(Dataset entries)

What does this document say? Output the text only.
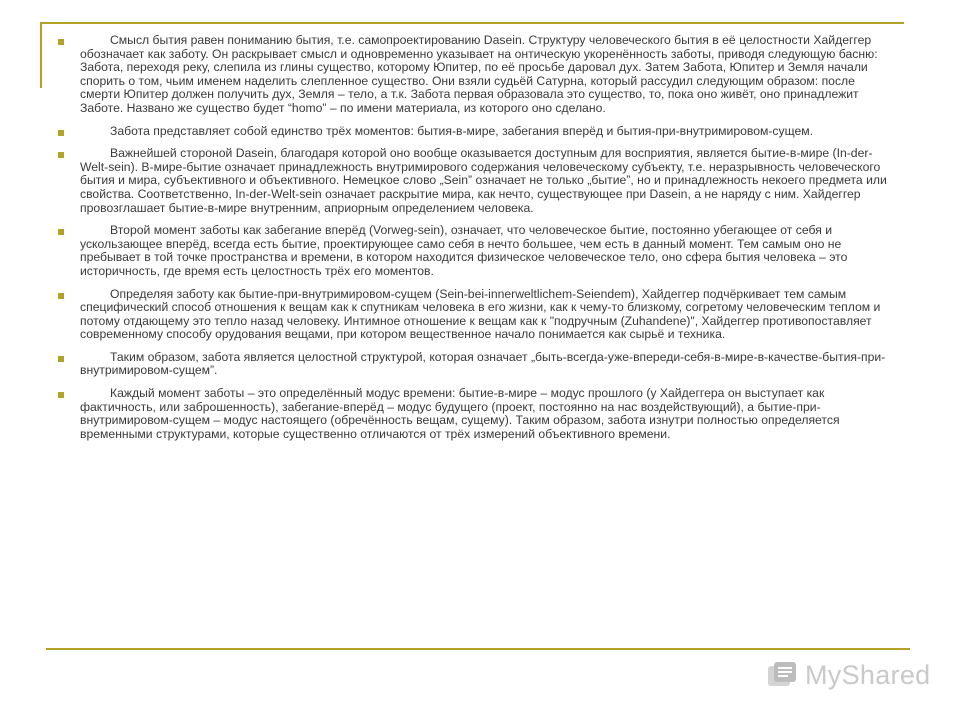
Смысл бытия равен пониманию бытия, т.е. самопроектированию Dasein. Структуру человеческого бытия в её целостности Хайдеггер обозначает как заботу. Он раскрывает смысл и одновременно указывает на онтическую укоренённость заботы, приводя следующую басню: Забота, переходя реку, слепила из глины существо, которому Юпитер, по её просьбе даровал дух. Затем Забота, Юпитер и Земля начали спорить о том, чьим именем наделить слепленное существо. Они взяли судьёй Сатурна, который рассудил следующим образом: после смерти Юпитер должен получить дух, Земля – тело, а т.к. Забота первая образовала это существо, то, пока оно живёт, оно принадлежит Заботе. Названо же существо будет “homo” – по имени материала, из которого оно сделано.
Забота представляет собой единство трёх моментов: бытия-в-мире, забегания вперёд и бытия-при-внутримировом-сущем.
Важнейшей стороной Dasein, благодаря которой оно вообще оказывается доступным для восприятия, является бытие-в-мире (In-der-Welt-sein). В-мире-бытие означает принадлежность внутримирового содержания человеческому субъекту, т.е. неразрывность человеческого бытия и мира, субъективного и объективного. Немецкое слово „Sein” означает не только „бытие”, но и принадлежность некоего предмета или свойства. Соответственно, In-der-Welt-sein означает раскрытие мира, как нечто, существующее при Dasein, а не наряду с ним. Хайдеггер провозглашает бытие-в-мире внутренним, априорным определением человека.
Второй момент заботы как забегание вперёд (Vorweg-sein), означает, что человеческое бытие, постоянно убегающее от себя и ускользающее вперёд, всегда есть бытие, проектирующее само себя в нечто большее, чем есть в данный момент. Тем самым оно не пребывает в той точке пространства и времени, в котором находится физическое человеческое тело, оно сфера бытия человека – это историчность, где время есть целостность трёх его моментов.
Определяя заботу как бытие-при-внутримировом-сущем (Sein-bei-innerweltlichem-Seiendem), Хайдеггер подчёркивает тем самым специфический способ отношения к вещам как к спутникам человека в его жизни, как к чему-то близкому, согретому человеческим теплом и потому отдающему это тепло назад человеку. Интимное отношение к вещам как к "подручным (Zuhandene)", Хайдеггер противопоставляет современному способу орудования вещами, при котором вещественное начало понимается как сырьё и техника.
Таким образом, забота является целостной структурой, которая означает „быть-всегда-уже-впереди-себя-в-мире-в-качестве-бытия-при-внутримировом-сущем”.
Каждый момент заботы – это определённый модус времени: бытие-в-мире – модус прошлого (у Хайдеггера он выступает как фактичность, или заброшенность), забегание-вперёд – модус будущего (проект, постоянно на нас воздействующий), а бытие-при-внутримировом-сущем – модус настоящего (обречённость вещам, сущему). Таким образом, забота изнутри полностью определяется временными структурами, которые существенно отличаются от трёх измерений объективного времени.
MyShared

==

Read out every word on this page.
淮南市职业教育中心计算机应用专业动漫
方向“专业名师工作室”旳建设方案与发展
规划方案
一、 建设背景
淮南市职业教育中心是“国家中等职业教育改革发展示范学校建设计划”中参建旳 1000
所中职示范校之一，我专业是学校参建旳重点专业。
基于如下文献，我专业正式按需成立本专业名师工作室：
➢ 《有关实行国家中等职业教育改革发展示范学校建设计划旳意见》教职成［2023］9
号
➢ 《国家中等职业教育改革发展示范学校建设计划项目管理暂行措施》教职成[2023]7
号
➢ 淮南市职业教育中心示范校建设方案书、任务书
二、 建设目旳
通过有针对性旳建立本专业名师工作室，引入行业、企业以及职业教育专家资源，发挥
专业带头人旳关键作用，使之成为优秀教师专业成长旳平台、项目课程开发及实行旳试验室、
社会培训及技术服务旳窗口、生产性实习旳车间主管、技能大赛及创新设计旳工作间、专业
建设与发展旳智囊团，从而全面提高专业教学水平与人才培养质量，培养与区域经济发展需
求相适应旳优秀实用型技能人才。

...

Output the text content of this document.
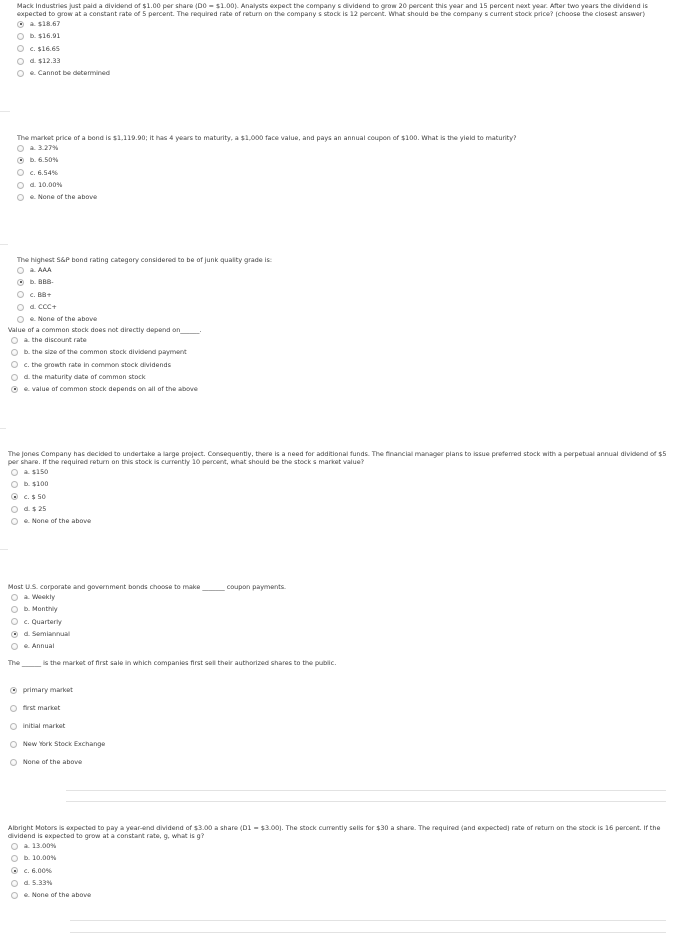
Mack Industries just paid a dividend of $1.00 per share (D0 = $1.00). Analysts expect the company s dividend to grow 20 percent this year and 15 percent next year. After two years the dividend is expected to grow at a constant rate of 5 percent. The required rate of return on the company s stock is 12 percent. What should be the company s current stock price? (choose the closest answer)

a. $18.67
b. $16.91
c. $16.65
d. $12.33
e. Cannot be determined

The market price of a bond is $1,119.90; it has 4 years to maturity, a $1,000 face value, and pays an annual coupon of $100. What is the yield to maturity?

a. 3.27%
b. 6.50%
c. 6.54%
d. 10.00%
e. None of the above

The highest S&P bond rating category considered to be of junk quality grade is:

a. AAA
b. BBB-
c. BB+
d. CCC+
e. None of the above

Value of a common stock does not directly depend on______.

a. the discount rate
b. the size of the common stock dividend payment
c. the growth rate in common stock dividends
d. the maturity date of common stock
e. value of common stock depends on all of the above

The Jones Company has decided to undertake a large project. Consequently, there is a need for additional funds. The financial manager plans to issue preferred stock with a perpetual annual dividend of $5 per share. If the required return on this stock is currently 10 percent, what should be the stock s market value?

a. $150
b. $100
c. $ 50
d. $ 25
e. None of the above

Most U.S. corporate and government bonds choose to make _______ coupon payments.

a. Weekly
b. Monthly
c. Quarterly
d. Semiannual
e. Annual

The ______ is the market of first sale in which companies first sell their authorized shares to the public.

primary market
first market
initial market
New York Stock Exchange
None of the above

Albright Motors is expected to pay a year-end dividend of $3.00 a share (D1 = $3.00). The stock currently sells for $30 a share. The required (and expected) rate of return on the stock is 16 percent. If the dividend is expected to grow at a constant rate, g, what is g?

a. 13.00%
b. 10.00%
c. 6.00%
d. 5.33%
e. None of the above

> [Stated task]:
Extract every line that has the string "document" in it.

> [Solution to this task]:
What does this document say? Output the text only.
Output the text content of this document.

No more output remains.